● **Consignes et exigences**
Pouvez-vous réécrire les enregistrements ci-dessous en substituant « Calibrated » à « Uncalibrated » partout où il apparaît, sans toucher au reste ?

● **Données fournies**
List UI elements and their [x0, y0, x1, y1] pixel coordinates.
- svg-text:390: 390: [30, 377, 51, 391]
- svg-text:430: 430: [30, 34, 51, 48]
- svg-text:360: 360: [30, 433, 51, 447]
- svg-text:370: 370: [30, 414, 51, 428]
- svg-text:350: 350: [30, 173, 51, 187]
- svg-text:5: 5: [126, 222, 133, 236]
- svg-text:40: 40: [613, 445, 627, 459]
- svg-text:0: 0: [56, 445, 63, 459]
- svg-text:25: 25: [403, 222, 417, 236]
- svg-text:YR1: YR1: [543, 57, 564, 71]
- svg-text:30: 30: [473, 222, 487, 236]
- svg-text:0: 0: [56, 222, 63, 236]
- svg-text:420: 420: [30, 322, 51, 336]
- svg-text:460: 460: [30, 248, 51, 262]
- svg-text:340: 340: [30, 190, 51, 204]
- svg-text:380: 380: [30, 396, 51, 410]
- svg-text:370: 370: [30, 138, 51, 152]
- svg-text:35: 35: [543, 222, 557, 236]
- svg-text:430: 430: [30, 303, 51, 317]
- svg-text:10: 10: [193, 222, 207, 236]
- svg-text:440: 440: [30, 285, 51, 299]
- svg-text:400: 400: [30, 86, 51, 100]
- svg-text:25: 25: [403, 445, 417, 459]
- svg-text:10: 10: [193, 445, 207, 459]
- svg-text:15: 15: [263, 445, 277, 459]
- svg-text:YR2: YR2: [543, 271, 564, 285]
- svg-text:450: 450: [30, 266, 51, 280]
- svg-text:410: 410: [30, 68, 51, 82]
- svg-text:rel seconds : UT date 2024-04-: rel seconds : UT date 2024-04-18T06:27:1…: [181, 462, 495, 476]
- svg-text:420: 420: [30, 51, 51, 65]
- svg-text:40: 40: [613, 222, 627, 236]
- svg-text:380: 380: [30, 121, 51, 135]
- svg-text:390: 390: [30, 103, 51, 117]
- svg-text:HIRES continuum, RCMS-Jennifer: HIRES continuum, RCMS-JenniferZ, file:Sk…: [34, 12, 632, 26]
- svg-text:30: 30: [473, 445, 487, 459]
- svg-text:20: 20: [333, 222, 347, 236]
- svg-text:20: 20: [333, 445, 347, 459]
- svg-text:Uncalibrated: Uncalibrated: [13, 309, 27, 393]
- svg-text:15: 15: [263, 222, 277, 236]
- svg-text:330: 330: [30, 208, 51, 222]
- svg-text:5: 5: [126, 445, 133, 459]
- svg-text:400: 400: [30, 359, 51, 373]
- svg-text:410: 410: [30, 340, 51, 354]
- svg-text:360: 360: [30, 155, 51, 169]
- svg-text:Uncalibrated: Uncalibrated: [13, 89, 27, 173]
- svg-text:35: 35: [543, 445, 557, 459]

● **Résultat attendu**
List UI elements and their [x0, y0, x1, y1] pixel coordinates.
- svg-text:390: 390: [30, 377, 51, 391]
- svg-text:430: 430: [30, 34, 51, 48]
- svg-text:360: 360: [30, 433, 51, 447]
- svg-text:370: 370: [30, 414, 51, 428]
- svg-text:350: 350: [30, 173, 51, 187]
- svg-text:5: 5: [126, 222, 133, 236]
- svg-text:40: 40: [613, 445, 627, 459]
- svg-text:0: 0: [56, 445, 63, 459]
- svg-text:25: 25: [403, 222, 417, 236]
- svg-text:YR1: YR1: [543, 57, 564, 71]
- svg-text:30: 30: [473, 222, 487, 236]
- svg-text:0: 0: [56, 222, 63, 236]
- svg-text:420: 420: [30, 322, 51, 336]
- svg-text:460: 460: [30, 248, 51, 262]
- svg-text:340: 340: [30, 190, 51, 204]
- svg-text:380: 380: [30, 396, 51, 410]
- svg-text:370: 370: [30, 138, 51, 152]
- svg-text:35: 35: [543, 222, 557, 236]
- svg-text:430: 430: [30, 303, 51, 317]
- svg-text:10: 10: [193, 222, 207, 236]
- svg-text:440: 440: [30, 285, 51, 299]
- svg-text:400: 400: [30, 86, 51, 100]
- svg-text:25: 25: [403, 445, 417, 459]
- svg-text:10: 10: [193, 445, 207, 459]
- svg-text:15: 15: [263, 445, 277, 459]
- svg-text:YR2: YR2: [543, 271, 564, 285]
- svg-text:450: 450: [30, 266, 51, 280]
- svg-text:410: 410: [30, 68, 51, 82]
- svg-text:rel seconds : UT date 2024-04-: rel seconds : UT date 2024-04-18T06:27:1…: [181, 462, 495, 476]
- svg-text:420: 420: [30, 51, 51, 65]
- svg-text:40: 40: [613, 222, 627, 236]
- svg-text:380: 380: [30, 121, 51, 135]
- svg-text:390: 390: [30, 103, 51, 117]
- svg-text:HIRES continuum, RCMS-Jennifer: HIRES continuum, RCMS-JenniferZ, file:Sk…: [34, 12, 632, 26]
- svg-text:30: 30: [473, 445, 487, 459]
- svg-text:20: 20: [333, 222, 347, 236]
- svg-text:20: 20: [333, 445, 347, 459]
- svg-text:Calibrated: Calibrated: [13, 309, 27, 393]
- svg-text:15: 15: [263, 222, 277, 236]
- svg-text:330: 330: [30, 208, 51, 222]
- svg-text:5: 5: [126, 445, 133, 459]
- svg-text:400: 400: [30, 359, 51, 373]
- svg-text:410: 410: [30, 340, 51, 354]
- svg-text:360: 360: [30, 155, 51, 169]
- svg-text:Calibrated: Calibrated: [13, 89, 27, 173]
- svg-text:35: 35: [543, 445, 557, 459]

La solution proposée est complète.